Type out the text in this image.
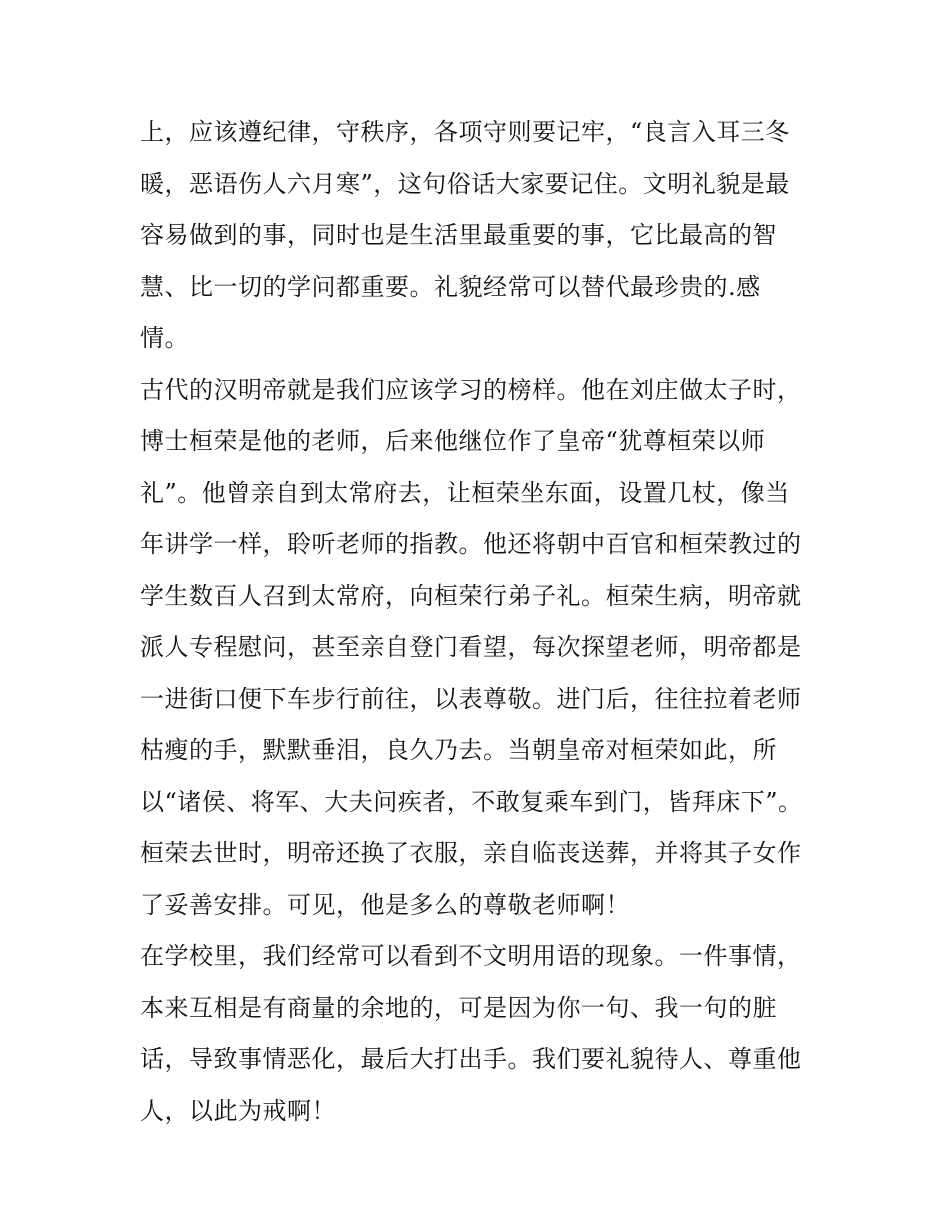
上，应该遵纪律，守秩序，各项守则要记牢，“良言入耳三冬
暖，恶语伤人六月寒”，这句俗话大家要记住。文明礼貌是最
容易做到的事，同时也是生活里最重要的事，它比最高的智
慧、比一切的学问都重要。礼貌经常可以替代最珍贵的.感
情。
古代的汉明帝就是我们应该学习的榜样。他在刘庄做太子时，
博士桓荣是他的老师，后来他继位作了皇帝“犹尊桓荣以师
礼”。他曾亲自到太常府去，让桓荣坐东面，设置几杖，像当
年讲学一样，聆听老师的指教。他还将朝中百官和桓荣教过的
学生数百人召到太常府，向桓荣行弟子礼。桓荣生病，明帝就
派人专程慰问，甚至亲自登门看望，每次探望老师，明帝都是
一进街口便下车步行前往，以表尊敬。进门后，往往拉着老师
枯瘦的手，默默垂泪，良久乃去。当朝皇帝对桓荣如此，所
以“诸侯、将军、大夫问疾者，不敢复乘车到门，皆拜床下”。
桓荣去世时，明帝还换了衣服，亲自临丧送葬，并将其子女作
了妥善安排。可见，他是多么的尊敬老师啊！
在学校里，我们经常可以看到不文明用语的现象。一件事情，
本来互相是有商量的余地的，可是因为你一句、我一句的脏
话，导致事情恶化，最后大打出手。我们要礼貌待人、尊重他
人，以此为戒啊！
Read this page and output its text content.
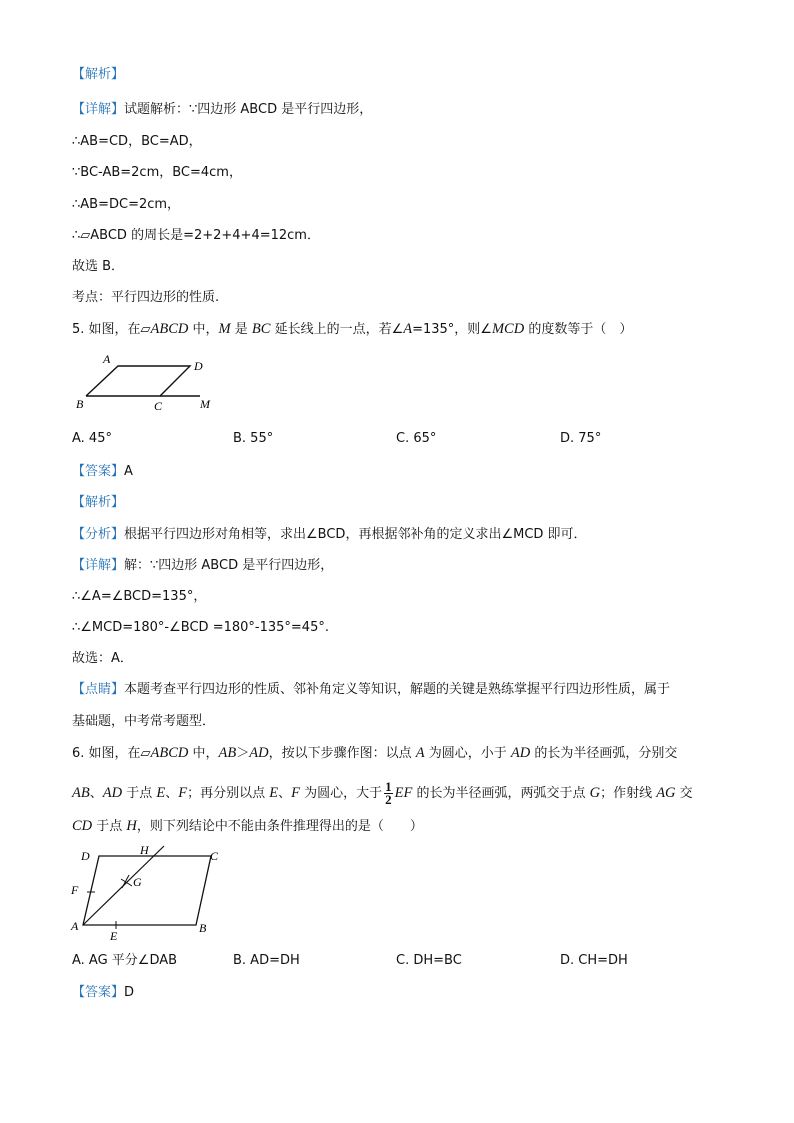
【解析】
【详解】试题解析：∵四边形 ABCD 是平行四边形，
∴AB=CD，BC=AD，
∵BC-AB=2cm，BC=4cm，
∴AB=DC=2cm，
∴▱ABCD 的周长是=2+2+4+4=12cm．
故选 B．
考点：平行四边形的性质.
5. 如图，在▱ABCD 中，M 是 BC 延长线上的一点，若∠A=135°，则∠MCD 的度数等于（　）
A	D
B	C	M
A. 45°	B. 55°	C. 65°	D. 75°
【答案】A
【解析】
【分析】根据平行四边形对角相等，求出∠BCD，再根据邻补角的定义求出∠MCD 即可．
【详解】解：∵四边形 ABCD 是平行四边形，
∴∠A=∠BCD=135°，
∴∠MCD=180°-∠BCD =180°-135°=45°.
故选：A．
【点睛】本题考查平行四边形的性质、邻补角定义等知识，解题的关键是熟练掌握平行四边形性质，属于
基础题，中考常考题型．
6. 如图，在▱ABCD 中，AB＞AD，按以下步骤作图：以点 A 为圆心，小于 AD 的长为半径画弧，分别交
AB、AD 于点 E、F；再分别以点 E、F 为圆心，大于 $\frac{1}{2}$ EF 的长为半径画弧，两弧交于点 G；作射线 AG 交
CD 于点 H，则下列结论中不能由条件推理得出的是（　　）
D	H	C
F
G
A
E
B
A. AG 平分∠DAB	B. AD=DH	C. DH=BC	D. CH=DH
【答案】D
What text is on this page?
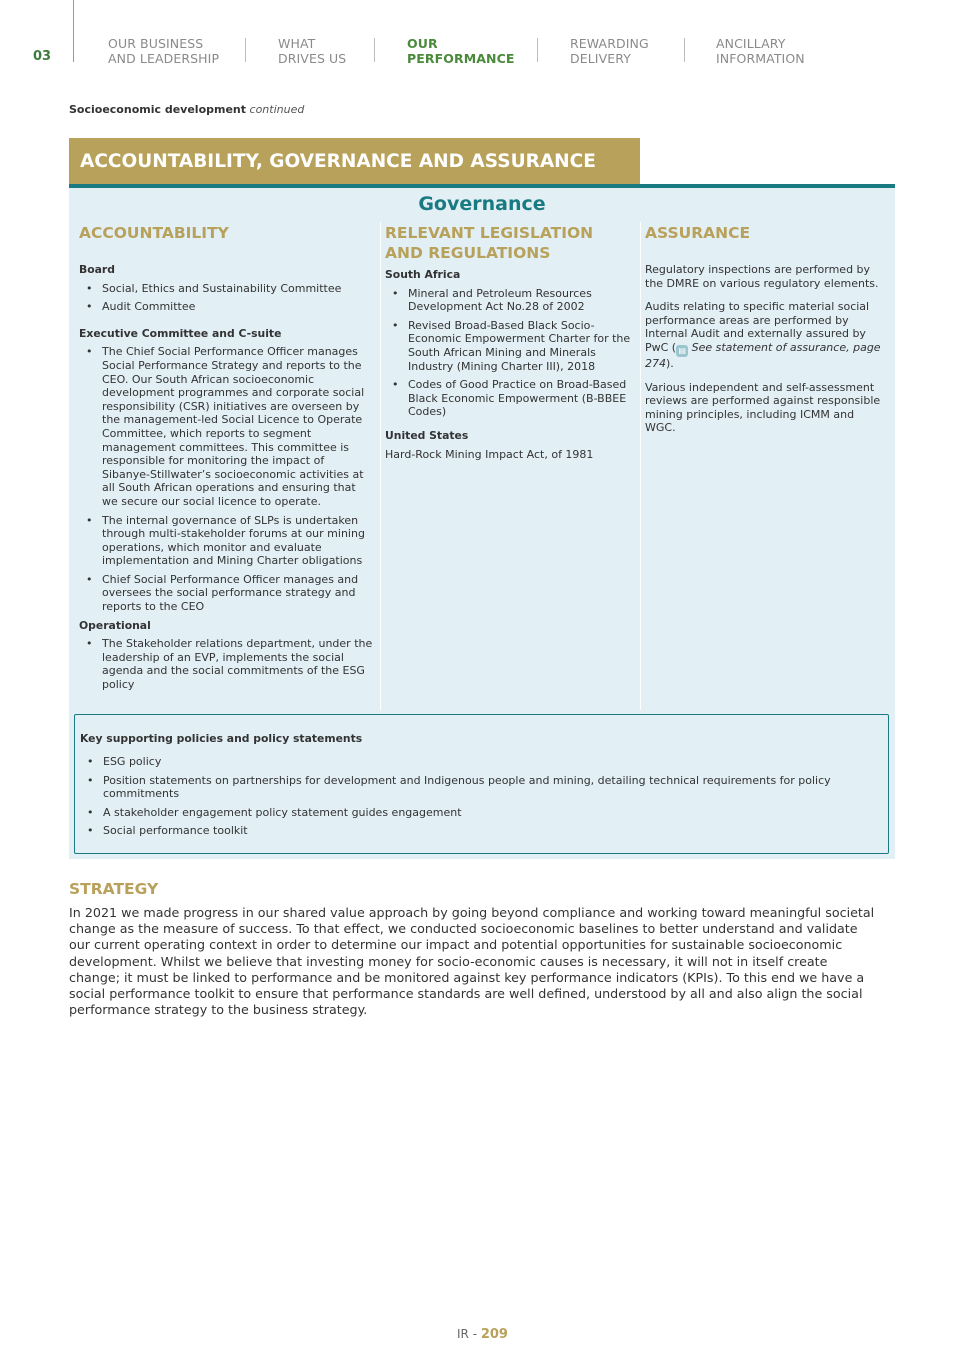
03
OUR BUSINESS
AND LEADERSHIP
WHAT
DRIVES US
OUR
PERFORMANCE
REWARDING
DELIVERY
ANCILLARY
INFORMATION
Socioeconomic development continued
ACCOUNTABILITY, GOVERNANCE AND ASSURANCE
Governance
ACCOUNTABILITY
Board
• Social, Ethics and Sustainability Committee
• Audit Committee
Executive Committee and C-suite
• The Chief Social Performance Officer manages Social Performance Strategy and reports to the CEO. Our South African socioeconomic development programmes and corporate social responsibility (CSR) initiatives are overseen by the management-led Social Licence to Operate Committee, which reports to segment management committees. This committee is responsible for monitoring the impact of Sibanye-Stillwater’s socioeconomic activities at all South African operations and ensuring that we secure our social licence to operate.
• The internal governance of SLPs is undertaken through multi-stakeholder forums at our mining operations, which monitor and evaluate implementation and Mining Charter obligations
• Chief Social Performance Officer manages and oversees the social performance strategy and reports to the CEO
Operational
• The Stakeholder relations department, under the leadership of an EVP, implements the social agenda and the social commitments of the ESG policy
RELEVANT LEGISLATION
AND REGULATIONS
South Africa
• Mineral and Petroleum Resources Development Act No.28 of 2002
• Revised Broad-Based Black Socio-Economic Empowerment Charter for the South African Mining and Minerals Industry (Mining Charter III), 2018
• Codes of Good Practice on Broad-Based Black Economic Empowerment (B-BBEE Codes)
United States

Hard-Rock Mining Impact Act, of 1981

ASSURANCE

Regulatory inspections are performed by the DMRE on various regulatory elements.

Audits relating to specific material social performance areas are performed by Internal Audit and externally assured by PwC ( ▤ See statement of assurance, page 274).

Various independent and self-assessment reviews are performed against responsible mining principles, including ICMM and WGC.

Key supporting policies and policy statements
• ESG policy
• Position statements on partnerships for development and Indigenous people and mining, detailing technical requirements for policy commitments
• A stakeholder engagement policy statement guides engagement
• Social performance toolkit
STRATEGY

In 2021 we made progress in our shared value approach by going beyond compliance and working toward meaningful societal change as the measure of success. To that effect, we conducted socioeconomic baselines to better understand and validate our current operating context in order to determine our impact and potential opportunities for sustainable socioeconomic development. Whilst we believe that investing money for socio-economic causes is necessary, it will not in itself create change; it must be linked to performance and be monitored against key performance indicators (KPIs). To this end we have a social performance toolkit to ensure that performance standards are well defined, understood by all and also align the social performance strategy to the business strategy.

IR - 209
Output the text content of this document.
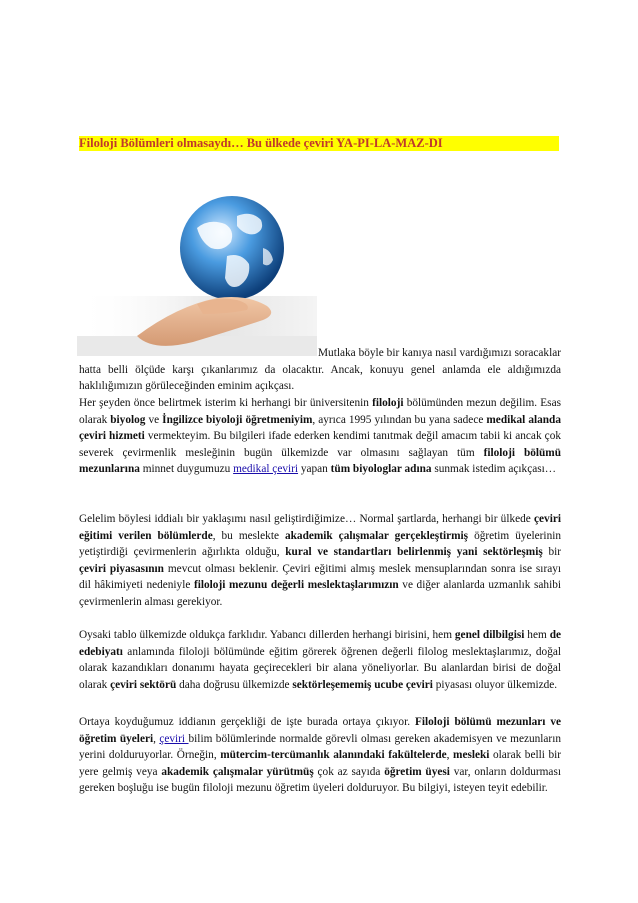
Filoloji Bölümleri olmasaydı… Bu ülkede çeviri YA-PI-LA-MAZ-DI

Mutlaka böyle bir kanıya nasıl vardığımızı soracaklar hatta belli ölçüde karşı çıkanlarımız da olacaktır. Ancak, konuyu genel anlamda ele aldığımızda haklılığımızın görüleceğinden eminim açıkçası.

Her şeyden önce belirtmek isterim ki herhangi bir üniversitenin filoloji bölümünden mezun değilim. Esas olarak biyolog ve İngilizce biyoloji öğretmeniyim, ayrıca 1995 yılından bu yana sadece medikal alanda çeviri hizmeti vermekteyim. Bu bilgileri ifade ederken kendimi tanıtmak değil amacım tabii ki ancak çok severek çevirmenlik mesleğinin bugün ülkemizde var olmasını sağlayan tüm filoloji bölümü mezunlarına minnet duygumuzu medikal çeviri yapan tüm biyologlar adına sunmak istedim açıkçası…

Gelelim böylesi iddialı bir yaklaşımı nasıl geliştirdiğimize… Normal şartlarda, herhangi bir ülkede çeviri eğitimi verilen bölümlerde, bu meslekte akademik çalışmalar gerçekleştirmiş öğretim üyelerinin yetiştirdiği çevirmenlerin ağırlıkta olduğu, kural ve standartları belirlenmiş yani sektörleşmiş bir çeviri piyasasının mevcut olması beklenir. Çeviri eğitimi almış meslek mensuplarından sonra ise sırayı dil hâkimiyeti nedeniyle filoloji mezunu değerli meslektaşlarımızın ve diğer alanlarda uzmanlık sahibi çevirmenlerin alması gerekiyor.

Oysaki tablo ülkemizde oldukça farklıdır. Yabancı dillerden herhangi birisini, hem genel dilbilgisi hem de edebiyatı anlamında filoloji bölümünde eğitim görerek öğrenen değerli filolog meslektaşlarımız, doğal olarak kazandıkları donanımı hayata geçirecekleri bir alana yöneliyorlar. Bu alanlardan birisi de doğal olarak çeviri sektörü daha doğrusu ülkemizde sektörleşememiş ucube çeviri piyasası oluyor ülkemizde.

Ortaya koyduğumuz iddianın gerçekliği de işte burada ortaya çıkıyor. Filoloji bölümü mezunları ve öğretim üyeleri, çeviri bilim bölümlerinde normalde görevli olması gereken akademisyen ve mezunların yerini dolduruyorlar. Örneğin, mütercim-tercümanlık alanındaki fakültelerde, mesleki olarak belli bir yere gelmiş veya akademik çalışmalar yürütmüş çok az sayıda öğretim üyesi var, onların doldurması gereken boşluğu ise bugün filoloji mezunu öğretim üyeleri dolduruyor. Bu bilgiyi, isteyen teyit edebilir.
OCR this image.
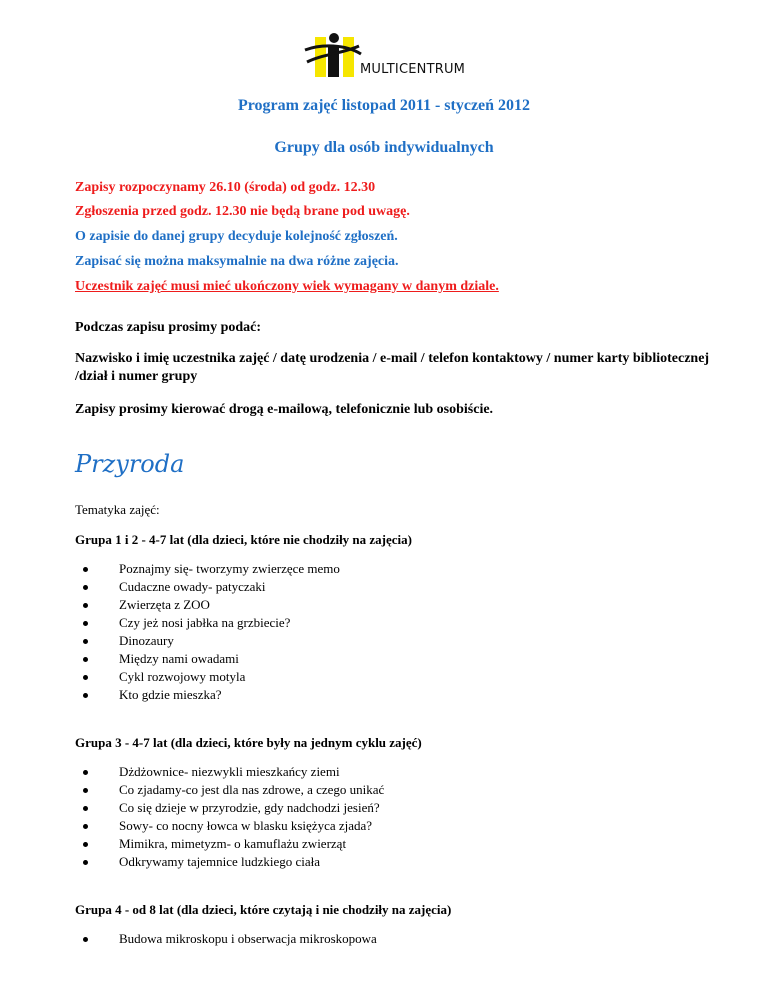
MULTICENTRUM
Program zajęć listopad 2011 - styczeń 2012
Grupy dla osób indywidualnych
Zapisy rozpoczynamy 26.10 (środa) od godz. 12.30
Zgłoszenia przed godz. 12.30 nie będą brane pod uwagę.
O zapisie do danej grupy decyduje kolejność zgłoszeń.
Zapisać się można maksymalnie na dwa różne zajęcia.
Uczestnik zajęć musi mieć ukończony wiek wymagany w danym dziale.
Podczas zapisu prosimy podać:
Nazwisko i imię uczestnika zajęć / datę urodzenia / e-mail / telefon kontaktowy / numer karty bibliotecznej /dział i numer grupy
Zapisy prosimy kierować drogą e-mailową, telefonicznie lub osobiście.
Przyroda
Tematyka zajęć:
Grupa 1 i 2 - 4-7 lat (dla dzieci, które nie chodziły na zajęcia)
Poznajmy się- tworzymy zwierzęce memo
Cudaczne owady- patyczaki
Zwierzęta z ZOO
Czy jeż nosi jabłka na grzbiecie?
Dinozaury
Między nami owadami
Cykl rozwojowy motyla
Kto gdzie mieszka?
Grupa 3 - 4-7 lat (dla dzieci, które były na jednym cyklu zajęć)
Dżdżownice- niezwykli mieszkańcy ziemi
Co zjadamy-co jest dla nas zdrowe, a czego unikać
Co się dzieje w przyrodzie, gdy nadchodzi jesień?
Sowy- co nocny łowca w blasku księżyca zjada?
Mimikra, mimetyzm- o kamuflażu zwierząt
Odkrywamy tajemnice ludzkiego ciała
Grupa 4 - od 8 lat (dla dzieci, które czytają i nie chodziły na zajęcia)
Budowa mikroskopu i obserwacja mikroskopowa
◆ ◆ ◆
- Task to complete -
Pick out and copy every line that contains the word "是平行四边形".

- Solution to this task -
【详解】试题解析：∵四边形 ABCD 是平行四边形，
【详解】解：∵四边形 ABCD 是平行四边形，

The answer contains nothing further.